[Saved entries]
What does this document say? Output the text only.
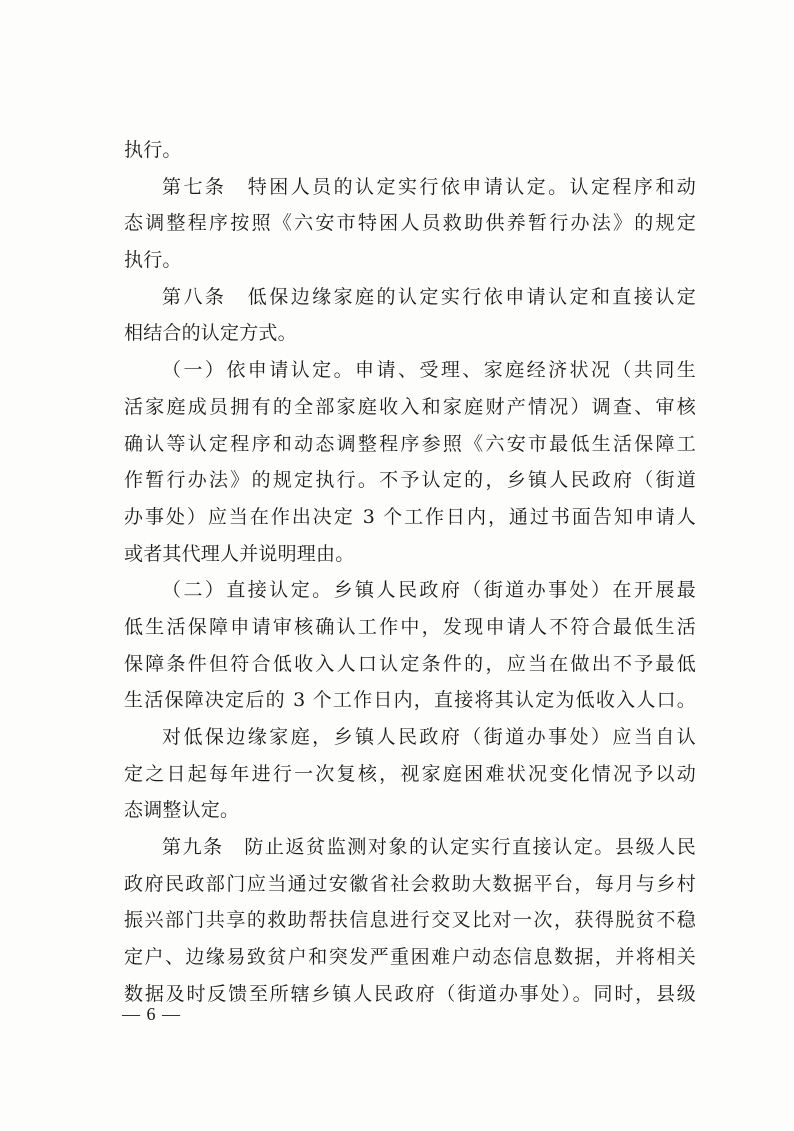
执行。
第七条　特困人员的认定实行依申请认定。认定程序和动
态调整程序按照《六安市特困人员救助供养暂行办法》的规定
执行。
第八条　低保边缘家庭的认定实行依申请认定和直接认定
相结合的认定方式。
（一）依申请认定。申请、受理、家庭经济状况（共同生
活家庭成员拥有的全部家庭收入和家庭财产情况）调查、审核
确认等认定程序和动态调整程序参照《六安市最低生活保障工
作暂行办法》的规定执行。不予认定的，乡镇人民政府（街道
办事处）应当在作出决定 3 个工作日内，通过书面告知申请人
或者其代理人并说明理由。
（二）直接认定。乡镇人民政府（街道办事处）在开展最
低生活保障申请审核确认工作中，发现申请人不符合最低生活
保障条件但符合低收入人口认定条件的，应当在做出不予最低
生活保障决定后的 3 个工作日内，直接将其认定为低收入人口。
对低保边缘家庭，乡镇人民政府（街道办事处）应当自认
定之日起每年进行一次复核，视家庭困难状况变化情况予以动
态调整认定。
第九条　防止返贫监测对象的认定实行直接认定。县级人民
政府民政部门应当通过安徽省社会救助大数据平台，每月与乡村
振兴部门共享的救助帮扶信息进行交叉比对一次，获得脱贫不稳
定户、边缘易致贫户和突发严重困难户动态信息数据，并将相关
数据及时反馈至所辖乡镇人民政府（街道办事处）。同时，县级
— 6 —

## Exercise
Extract every line above that contains the word "个工作日内".

## Task result
办事处）应当在作出决定 3 个工作日内，通过书面告知申请人
生活保障决定后的 3 个工作日内，直接将其认定为低收入人口。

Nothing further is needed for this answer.